── Dataset excerpts ──
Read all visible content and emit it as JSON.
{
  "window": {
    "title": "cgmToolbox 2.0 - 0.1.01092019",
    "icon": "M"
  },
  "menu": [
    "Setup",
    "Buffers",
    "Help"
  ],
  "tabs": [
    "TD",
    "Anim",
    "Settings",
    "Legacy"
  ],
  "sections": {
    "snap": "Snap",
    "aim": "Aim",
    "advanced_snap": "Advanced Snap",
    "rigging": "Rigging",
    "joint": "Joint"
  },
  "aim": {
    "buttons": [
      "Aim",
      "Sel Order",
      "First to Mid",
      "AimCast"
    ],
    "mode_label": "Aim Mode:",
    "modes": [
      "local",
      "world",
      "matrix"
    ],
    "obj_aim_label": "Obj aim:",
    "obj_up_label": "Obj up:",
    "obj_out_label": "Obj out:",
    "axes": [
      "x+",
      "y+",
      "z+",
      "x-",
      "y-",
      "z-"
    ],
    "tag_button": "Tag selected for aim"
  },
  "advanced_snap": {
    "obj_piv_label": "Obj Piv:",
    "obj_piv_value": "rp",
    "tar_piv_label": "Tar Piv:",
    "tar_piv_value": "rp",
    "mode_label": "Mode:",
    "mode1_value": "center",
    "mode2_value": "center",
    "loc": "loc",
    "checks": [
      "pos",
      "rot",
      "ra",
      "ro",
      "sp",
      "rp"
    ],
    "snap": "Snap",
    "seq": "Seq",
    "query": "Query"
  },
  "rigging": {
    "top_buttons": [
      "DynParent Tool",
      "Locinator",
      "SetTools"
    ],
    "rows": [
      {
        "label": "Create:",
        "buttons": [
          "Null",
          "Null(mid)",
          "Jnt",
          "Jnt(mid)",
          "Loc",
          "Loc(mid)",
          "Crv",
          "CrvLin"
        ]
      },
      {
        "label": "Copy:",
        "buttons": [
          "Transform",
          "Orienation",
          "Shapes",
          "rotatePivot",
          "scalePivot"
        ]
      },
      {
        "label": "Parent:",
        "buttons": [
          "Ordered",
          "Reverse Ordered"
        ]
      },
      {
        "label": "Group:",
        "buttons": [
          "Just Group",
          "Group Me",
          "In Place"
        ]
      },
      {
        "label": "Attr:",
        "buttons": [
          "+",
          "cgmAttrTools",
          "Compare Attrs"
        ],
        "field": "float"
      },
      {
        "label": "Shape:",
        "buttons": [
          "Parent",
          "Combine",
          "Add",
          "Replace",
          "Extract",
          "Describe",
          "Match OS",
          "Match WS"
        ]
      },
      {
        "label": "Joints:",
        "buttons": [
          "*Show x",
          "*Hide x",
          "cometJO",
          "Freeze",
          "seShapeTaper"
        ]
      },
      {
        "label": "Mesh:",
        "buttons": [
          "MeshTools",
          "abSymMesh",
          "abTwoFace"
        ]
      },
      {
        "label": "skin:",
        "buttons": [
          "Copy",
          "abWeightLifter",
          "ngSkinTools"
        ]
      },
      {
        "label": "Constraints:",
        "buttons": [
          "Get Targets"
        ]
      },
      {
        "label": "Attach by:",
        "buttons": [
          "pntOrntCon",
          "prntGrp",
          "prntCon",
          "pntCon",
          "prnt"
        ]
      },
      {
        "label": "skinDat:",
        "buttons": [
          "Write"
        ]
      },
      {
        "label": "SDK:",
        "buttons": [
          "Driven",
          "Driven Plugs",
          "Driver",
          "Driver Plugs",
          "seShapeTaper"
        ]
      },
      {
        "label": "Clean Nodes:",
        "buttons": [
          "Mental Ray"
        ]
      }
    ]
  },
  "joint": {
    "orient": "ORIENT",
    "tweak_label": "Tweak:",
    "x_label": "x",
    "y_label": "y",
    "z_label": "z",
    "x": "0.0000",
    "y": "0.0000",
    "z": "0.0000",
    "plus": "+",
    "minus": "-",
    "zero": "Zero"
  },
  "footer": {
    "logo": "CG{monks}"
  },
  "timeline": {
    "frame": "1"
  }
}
───
*Short exercise*. Would you give the material above again, complete and exact?

*Solved exercise*.
Read all visible content and emit it as JSON.
{
  "window": {
    "title": "cgmToolbox 2.0 - 0.1.01092019",
    "icon": "M"
  },
  "menu": [
    "Setup",
    "Buffers",
    "Help"
  ],
  "tabs": [
    "TD",
    "Anim",
    "Settings",
    "Legacy"
  ],
  "sections": {
    "snap": "Snap",
    "aim": "Aim",
    "advanced_snap": "Advanced Snap",
    "rigging": "Rigging",
    "joint": "Joint"
  },
  "aim": {
    "buttons": [
      "Aim",
      "Sel Order",
      "First to Mid",
      "AimCast"
    ],
    "mode_label": "Aim Mode:",
    "modes": [
      "local",
      "world",
      "matrix"
    ],
    "obj_aim_label": "Obj aim:",
    "obj_up_label": "Obj up:",
    "obj_out_label": "Obj out:",
    "axes": [
      "x+",
      "y+",
      "z+",
      "x-",
      "y-",
      "z-"
    ],
    "tag_button": "Tag selected for aim"
  },
  "advanced_snap": {
    "obj_piv_label": "Obj Piv:",
    "obj_piv_value": "rp",
    "tar_piv_label": "Tar Piv:",
    "tar_piv_value": "rp",
    "mode_label": "Mode:",
    "mode1_value": "center",
    "mode2_value": "center",
    "loc": "loc",
    "checks": [
      "pos",
      "rot",
      "ra",
      "ro",
      "sp",
      "rp"
    ],
    "snap": "Snap",
    "seq": "Seq",
    "query": "Query"
  },
  "rigging": {
    "top_buttons": [
      "DynParent Tool",
      "Locinator",
      "SetTools"
    ],
    "rows": [
      {
        "label": "Create:",
        "buttons": [
          "Null",
          "Null(mid)",
          "Jnt",
          "Jnt(mid)",
          "Loc",
          "Loc(mid)",
          "Crv",
          "CrvLin"
        ]
      },
      {
        "label": "Copy:",
        "buttons": [
          "Transform",
          "Orienation",
          "Shapes",
          "rotatePivot",
          "scalePivot"
        ]
      },
      {
        "label": "Parent:",
        "buttons": [
          "Ordered",
          "Reverse Ordered"
        ]
      },
      {
        "label": "Group:",
        "buttons": [
          "Just Group",
          "Group Me",
          "In Place"
        ]
      },
      {
        "label": "Attr:",
        "buttons": [
          "+",
          "cgmAttrTools",
          "Compare Attrs"
        ],
        "field": "float"
      },
      {
        "label": "Shape:",
        "buttons": [
          "Parent",
          "Combine",
          "Add",
          "Replace",
          "Extract",
          "Describe",
          "Match OS",
          "Match WS"
        ]
      },
      {
        "label": "Joints:",
        "buttons": [
          "*Show x",
          "*Hide x",
          "cometJO",
          "Freeze",
          "seShapeTaper"
        ]
      },
      {
        "label": "Mesh:",
        "buttons": [
          "MeshTools",
          "abSymMesh",
          "abTwoFace"
        ]
      },
      {
        "label": "skin:",
        "buttons": [
          "Copy",
          "abWeightLifter",
          "ngSkinTools"
        ]
      },
      {
        "label": "Constraints:",
        "buttons": [
          "Get Targets"
        ]
      },
      {
        "label": "Attach by:",
        "buttons": [
          "pntOrntCon",
          "prntGrp",
          "prntCon",
          "pntCon",
          "prnt"
        ]
      },
      {
        "label": "skinDat:",
        "buttons": [
          "Write"
        ]
      },
      {
        "label": "SDK:",
        "buttons": [
          "Driven",
          "Driven Plugs",
          "Driver",
          "Driver Plugs",
          "seShapeTaper"
        ]
      },
      {
        "label": "Clean Nodes:",
        "buttons": [
          "Mental Ray"
        ]
      }
    ]
  },
  "joint": {
    "orient": "ORIENT",
    "tweak_label": "Tweak:",
    "x_label": "x",
    "y_label": "y",
    "z_label": "z",
    "x": "0.0000",
    "y": "0.0000",
    "z": "0.0000",
    "plus": "+",
    "minus": "-",
    "zero": "Zero"
  },
  "footer": {
    "logo": "CG{monks}"
  },
  "timeline": {
    "frame": "1"
  }
}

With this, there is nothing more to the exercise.